### Stated goal
Your answer must consist solely of the number of lines that contain the word "From".

-- start of Input data --

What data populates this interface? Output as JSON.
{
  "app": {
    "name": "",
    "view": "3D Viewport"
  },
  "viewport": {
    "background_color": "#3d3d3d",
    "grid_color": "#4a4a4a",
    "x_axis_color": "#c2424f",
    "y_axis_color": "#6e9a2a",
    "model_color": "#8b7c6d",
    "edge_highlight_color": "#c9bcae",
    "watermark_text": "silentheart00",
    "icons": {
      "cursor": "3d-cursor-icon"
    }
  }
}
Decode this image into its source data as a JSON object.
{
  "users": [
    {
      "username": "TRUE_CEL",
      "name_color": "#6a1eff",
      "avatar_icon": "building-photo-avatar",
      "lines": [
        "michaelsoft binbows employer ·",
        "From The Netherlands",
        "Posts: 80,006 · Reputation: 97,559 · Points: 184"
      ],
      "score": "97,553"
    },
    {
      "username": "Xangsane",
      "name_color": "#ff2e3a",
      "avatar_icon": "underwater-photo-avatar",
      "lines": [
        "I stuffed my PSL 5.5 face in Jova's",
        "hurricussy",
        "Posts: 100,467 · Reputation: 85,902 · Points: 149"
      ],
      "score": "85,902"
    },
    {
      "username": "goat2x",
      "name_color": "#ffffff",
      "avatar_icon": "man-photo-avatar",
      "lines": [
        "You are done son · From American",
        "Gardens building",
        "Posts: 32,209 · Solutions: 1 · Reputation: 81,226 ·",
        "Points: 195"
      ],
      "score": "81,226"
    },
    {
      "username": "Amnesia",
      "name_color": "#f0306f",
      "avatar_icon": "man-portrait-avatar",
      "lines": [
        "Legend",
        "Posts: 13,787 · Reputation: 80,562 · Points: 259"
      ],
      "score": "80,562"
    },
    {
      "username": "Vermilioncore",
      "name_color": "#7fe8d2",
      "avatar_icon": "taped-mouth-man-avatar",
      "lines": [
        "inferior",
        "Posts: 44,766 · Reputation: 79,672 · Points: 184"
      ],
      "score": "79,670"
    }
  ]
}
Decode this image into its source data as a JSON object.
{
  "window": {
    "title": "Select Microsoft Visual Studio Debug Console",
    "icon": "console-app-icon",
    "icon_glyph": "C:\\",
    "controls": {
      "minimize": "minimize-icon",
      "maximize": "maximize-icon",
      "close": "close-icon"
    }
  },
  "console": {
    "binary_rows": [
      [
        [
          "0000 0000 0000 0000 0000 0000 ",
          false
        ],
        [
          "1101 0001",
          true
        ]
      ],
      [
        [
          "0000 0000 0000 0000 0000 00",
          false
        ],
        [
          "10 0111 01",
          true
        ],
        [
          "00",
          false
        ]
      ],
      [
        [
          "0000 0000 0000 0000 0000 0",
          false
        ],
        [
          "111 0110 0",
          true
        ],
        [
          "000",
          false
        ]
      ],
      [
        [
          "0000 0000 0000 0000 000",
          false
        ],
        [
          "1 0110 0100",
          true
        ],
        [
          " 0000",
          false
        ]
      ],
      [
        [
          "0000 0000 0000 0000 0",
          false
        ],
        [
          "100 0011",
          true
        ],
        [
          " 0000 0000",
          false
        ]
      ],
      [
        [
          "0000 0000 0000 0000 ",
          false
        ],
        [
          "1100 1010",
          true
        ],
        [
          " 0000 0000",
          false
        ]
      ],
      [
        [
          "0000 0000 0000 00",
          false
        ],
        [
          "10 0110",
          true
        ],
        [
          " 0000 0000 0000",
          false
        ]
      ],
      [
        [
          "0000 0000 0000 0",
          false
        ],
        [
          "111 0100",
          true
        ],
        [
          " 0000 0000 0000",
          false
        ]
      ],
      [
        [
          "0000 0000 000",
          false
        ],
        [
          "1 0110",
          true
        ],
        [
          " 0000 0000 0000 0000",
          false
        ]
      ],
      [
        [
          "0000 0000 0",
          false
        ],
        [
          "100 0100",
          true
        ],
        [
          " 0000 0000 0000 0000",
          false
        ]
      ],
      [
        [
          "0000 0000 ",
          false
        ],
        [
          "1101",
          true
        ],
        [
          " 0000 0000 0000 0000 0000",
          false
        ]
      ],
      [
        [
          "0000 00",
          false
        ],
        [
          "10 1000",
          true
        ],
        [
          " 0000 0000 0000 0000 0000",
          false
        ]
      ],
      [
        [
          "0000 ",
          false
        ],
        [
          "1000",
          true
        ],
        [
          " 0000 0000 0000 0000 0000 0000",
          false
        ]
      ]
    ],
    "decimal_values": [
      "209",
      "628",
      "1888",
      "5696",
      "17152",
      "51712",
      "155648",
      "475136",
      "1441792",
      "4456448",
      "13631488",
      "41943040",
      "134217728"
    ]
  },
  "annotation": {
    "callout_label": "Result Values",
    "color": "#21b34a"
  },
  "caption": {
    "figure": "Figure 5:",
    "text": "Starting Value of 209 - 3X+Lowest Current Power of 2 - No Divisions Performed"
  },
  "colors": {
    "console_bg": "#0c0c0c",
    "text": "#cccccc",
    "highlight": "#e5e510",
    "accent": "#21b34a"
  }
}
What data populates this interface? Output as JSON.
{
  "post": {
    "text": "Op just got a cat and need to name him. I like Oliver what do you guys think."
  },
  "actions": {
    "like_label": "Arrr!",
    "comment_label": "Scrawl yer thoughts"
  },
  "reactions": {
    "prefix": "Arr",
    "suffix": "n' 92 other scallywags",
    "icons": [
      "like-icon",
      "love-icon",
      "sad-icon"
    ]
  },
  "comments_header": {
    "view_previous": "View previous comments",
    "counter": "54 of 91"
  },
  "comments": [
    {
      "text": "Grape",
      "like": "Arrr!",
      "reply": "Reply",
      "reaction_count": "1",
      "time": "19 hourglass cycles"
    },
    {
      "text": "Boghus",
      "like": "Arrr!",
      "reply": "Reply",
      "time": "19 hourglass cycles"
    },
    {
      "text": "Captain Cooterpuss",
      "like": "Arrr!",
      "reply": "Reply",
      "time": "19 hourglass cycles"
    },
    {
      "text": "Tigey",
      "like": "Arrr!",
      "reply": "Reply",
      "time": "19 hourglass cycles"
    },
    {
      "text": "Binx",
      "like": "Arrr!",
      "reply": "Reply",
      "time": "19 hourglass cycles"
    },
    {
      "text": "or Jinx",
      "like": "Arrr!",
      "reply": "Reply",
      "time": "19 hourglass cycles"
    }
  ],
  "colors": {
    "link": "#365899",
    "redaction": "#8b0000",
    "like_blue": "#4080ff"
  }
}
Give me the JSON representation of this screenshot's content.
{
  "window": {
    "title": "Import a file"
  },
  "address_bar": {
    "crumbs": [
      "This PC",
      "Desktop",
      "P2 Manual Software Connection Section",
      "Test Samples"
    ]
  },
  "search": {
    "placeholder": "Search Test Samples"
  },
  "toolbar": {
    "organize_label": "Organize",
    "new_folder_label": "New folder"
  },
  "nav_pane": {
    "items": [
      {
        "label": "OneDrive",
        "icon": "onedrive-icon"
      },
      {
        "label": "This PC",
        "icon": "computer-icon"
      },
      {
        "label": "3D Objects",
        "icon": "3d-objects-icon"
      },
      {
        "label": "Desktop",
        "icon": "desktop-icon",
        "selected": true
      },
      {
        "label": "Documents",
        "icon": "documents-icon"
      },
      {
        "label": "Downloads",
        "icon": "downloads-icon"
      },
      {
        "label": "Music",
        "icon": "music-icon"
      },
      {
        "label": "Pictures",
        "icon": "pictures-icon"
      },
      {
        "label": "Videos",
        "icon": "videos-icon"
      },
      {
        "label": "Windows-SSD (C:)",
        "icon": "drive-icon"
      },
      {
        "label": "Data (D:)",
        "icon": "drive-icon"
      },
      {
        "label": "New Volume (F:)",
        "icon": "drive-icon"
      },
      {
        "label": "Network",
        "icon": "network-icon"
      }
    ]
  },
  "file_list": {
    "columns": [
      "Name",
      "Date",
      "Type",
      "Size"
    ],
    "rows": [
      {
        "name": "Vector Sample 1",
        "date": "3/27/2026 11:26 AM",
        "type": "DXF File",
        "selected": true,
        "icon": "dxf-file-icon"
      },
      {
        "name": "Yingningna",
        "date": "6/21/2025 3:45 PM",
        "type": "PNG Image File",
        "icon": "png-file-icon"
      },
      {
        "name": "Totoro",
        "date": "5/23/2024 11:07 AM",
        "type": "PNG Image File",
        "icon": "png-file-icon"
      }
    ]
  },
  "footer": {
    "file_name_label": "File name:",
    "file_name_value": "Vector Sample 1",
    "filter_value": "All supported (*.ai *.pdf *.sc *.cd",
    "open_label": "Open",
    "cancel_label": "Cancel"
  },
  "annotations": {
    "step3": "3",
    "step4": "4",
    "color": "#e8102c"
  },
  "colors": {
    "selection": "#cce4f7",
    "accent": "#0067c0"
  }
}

-- end of Input data --

### Completed exercise
2